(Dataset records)
** Start **

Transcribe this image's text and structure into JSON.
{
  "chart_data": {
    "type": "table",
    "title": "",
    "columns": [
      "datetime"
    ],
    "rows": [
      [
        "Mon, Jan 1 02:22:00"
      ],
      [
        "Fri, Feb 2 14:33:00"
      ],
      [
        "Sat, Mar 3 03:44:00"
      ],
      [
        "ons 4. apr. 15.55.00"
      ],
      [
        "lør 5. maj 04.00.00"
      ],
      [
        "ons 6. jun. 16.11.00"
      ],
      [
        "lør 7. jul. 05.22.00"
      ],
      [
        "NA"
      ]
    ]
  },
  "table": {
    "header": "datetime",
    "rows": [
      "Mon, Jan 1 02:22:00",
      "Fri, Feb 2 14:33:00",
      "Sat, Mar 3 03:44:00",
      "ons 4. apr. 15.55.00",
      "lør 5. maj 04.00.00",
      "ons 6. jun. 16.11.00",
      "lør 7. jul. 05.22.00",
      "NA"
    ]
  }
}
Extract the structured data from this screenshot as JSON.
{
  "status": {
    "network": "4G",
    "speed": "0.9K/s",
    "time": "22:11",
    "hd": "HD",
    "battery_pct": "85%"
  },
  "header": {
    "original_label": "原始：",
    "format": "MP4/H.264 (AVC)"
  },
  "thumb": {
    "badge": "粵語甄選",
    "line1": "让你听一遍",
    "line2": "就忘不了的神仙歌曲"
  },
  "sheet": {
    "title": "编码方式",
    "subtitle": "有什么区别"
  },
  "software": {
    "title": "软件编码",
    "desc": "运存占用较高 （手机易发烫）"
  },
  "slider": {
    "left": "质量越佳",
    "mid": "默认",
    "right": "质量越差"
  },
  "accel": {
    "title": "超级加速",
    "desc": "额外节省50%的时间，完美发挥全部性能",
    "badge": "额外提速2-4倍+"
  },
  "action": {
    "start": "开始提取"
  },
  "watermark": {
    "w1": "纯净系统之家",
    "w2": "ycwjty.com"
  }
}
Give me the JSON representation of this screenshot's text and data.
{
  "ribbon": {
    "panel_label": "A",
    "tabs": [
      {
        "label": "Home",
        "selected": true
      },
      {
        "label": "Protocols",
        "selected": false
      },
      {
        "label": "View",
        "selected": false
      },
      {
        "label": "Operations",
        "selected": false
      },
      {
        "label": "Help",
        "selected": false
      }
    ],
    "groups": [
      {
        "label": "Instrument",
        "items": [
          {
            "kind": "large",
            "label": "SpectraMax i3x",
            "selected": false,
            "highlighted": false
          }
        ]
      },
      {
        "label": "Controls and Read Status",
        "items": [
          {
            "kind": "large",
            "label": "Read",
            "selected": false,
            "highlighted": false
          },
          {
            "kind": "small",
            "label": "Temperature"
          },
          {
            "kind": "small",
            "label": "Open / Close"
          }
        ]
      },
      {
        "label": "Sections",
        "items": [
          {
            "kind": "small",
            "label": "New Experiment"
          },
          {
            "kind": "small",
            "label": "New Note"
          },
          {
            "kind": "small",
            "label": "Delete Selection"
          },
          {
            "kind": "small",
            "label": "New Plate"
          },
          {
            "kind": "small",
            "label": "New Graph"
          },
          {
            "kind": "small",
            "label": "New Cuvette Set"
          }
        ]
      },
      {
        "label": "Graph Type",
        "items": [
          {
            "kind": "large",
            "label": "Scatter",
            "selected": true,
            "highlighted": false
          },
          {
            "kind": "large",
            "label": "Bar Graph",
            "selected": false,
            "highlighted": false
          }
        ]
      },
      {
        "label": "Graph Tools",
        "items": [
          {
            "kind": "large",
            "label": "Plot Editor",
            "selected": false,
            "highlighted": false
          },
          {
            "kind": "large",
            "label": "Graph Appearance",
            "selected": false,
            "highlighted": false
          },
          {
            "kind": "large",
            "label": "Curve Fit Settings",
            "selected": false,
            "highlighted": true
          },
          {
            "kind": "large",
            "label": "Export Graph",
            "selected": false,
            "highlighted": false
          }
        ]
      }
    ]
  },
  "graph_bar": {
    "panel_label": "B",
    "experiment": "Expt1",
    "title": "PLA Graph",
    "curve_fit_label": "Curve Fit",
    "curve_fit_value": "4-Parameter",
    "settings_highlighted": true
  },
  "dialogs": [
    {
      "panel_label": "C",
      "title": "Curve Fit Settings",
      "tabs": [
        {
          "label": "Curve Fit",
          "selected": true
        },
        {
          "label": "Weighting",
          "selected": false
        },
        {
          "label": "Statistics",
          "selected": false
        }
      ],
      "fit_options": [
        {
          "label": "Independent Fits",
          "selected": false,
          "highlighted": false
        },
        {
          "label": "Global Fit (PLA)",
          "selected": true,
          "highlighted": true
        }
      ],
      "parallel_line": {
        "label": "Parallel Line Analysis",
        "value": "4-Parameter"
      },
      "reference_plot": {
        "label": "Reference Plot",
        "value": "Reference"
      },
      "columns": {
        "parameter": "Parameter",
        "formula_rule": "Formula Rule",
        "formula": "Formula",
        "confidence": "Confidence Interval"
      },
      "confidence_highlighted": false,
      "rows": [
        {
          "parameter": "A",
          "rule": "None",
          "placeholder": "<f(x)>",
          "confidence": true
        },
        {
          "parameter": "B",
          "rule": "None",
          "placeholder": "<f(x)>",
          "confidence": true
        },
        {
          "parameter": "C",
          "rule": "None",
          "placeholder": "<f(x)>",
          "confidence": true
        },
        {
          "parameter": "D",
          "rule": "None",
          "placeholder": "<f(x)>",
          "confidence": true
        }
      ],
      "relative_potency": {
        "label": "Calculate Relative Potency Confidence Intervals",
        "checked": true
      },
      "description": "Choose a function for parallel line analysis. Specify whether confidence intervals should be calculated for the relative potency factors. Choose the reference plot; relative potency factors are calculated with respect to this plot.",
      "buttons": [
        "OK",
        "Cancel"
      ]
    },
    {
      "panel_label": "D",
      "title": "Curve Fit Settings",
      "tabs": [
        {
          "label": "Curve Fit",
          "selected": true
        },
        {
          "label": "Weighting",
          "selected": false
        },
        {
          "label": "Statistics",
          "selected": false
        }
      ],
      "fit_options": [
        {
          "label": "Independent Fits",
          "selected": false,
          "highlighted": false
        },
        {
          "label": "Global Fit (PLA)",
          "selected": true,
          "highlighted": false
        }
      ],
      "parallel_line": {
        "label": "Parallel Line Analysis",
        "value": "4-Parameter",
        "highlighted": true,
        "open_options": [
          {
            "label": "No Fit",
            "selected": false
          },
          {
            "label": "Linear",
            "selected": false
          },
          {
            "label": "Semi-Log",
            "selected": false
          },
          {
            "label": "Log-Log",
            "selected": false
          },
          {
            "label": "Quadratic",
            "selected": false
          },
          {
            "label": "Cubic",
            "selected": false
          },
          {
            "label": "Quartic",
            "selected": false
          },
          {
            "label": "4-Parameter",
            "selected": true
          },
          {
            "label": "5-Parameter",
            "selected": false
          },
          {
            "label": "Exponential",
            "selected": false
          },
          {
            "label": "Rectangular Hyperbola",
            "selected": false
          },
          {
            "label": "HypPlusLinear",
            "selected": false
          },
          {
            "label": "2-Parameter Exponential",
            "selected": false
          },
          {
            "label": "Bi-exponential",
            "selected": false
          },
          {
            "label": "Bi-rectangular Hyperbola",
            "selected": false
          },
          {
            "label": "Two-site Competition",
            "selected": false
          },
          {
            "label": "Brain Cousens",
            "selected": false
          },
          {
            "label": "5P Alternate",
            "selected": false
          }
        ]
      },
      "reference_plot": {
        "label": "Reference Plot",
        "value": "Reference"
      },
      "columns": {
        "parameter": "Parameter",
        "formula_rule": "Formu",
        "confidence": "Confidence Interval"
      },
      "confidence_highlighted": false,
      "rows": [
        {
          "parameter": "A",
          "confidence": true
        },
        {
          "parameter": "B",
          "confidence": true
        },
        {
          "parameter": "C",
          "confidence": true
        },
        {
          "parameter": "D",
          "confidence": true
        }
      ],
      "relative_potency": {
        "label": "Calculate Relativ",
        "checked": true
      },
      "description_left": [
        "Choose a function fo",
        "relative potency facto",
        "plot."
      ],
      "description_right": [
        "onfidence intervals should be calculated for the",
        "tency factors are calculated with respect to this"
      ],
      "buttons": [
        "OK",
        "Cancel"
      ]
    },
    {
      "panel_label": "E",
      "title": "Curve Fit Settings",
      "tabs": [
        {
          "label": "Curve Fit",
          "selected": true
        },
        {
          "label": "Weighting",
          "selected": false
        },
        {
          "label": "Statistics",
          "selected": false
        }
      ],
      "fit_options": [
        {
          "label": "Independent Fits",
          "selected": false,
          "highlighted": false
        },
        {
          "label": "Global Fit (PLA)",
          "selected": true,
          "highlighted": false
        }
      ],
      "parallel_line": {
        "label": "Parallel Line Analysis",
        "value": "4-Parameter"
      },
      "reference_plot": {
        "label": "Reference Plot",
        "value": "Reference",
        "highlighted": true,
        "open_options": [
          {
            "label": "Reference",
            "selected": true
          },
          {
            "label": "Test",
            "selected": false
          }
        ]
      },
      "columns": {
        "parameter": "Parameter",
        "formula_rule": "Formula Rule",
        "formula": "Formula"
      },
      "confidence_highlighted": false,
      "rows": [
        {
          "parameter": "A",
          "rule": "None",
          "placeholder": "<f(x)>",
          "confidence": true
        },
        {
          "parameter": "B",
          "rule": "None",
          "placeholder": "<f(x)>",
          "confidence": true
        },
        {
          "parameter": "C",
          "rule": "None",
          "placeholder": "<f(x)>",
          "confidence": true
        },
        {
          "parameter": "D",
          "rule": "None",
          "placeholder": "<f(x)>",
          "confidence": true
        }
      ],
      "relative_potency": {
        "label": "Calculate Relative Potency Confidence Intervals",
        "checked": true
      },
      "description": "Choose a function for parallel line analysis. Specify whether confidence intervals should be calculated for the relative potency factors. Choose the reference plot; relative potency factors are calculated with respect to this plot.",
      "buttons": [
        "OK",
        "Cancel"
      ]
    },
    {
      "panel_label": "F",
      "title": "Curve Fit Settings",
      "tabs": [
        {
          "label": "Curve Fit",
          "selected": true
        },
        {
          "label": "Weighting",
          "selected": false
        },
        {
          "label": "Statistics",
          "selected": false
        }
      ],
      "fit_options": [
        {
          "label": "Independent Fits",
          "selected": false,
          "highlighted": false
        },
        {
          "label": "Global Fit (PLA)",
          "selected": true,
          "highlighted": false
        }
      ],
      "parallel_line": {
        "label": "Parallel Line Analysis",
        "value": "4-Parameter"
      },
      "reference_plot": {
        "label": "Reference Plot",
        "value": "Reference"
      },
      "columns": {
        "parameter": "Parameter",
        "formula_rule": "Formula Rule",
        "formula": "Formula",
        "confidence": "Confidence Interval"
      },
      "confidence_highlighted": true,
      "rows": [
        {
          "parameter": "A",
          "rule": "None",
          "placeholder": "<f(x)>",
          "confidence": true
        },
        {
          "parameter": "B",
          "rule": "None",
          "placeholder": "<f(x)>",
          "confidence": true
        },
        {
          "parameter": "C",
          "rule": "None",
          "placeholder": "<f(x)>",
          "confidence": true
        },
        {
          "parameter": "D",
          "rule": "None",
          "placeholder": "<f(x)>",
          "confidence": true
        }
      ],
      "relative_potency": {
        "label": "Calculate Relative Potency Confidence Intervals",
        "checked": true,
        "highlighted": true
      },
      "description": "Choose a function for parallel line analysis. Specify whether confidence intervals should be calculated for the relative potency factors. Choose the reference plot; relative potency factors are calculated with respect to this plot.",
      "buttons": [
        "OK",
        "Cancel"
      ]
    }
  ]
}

** End **

## Work to complete
From the records above, report the count of lines containing "JSON" and nothing more.

## Correct result
3